[start Records for this task]
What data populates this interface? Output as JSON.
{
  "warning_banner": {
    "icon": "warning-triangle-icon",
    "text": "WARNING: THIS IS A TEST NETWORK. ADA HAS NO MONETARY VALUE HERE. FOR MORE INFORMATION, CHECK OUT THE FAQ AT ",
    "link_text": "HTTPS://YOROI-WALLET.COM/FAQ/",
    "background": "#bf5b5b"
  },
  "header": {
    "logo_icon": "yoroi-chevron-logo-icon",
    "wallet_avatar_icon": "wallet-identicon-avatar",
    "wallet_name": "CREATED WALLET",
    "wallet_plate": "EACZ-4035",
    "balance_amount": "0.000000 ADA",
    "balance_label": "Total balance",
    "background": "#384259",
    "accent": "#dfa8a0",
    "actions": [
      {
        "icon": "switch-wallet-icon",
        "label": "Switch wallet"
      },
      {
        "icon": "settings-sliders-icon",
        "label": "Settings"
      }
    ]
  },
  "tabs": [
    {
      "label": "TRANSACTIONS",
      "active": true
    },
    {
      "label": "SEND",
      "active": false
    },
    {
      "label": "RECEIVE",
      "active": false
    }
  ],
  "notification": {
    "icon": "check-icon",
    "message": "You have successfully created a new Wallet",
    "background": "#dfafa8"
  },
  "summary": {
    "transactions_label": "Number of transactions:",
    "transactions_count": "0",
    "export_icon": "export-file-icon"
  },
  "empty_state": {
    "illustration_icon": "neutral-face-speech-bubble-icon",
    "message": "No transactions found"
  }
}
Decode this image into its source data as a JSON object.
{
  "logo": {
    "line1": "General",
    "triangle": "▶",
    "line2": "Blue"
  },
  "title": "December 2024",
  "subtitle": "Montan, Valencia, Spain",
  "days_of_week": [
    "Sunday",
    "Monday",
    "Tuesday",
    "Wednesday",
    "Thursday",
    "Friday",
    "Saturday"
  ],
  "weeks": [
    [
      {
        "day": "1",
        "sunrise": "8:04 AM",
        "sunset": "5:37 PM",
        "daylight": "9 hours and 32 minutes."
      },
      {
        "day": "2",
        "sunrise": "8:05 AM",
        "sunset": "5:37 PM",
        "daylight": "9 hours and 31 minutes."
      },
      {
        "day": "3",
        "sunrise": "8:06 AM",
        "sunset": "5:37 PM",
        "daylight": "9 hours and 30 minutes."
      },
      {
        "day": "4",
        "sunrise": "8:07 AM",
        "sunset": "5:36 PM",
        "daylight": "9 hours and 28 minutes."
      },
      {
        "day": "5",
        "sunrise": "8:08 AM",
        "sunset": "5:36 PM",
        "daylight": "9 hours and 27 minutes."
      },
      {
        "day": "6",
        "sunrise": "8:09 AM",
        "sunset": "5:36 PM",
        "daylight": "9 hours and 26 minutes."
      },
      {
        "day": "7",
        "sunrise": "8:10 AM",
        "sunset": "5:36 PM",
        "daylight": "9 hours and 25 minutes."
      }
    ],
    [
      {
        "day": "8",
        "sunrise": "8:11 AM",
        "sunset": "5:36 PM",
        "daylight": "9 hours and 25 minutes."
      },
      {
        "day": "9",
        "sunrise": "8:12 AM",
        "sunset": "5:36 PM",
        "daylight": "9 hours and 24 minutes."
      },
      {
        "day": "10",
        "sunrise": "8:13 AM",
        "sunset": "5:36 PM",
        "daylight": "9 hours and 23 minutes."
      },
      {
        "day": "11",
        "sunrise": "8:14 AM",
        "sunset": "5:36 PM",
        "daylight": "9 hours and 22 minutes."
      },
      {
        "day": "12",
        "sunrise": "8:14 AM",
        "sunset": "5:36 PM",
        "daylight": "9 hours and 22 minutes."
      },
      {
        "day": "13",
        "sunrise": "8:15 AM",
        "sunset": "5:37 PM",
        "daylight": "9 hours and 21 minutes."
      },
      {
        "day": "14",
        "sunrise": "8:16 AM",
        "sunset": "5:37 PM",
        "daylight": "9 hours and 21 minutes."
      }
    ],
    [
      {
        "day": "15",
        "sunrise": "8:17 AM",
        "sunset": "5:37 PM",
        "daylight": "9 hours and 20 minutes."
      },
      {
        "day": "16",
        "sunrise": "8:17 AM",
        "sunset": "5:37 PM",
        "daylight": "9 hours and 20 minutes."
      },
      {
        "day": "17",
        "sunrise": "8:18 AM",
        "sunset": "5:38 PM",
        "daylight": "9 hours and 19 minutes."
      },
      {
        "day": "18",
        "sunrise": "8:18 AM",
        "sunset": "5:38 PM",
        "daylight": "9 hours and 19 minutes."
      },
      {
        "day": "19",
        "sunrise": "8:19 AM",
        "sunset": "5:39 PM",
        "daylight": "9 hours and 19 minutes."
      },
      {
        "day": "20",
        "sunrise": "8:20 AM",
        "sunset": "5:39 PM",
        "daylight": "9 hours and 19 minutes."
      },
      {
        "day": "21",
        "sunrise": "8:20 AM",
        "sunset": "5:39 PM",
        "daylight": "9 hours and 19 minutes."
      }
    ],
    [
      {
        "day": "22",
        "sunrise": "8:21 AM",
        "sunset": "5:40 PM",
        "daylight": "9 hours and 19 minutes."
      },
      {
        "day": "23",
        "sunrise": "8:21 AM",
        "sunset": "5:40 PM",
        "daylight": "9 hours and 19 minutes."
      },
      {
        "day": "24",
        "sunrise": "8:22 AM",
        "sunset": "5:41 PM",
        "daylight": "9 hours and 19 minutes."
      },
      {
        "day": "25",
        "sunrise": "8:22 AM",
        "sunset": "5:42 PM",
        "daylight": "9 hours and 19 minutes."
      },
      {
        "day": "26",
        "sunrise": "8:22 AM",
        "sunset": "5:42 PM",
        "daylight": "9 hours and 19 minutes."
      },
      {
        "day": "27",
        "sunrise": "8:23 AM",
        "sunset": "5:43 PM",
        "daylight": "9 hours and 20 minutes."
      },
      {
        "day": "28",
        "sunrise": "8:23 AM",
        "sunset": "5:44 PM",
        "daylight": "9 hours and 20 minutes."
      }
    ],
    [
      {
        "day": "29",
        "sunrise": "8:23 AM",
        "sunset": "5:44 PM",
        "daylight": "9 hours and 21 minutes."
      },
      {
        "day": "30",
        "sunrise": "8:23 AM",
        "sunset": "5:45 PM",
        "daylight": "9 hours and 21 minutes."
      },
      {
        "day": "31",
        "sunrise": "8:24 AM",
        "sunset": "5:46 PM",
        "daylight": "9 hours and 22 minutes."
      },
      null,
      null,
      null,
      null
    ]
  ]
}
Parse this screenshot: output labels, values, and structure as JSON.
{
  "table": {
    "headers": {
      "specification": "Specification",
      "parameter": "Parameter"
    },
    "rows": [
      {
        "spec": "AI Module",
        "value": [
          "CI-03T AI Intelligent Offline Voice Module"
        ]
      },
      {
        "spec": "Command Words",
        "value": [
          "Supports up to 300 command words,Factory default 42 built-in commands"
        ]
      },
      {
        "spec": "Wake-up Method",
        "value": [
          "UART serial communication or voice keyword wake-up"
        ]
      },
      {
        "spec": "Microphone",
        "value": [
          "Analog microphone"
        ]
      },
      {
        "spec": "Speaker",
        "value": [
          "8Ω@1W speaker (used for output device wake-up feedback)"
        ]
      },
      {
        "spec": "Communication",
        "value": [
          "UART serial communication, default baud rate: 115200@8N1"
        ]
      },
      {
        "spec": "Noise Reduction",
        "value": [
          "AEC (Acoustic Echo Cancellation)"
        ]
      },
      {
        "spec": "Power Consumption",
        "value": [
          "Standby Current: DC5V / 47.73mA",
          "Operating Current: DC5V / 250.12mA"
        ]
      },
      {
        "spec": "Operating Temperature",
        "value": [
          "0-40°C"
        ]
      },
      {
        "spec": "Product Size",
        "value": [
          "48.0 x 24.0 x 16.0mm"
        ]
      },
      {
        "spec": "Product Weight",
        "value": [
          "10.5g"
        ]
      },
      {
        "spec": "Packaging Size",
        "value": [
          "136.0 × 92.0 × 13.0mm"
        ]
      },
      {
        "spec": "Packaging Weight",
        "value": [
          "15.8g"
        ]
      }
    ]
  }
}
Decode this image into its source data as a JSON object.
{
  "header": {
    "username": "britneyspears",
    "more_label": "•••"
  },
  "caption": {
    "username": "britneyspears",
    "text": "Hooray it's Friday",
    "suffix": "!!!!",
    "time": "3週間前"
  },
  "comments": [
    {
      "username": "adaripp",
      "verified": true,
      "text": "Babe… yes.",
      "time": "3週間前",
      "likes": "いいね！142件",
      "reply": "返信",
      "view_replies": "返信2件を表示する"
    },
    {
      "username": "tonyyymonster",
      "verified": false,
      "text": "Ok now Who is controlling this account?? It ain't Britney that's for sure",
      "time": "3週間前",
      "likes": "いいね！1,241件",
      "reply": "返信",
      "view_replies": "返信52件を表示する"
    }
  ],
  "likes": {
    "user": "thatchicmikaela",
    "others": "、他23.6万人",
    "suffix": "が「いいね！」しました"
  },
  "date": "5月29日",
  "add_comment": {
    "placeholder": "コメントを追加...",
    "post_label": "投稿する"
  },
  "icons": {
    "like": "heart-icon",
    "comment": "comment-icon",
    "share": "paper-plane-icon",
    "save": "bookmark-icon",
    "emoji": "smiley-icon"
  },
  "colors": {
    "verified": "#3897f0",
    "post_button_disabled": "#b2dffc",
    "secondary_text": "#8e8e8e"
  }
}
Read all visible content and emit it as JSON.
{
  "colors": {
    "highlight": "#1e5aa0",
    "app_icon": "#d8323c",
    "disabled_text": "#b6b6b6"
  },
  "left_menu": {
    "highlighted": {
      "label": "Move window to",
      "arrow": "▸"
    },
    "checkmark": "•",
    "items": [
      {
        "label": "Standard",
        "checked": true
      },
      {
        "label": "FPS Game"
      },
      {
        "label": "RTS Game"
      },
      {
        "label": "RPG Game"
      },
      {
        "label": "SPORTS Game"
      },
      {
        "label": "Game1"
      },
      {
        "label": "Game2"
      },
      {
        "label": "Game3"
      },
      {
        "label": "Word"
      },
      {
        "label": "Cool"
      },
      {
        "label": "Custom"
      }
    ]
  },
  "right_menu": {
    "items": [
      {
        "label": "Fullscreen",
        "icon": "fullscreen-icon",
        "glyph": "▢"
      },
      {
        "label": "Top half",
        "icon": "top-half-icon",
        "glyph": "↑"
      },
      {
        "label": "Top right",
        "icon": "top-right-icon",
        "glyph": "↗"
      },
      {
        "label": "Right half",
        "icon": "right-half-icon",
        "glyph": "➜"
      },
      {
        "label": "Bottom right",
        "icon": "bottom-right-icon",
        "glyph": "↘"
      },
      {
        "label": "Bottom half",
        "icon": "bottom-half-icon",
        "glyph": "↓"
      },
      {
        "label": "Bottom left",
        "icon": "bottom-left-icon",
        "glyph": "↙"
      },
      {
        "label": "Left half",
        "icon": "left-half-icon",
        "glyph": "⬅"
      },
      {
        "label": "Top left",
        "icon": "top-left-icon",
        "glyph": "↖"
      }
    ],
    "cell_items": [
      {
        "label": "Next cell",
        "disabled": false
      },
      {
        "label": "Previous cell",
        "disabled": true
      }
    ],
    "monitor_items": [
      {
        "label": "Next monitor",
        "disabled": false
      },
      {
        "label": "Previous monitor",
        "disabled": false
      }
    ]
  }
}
[end Records for this task]
- _Work instructions_
In the material above, how many lines hold the word "username"? Say only the number.

- _Full solution_
4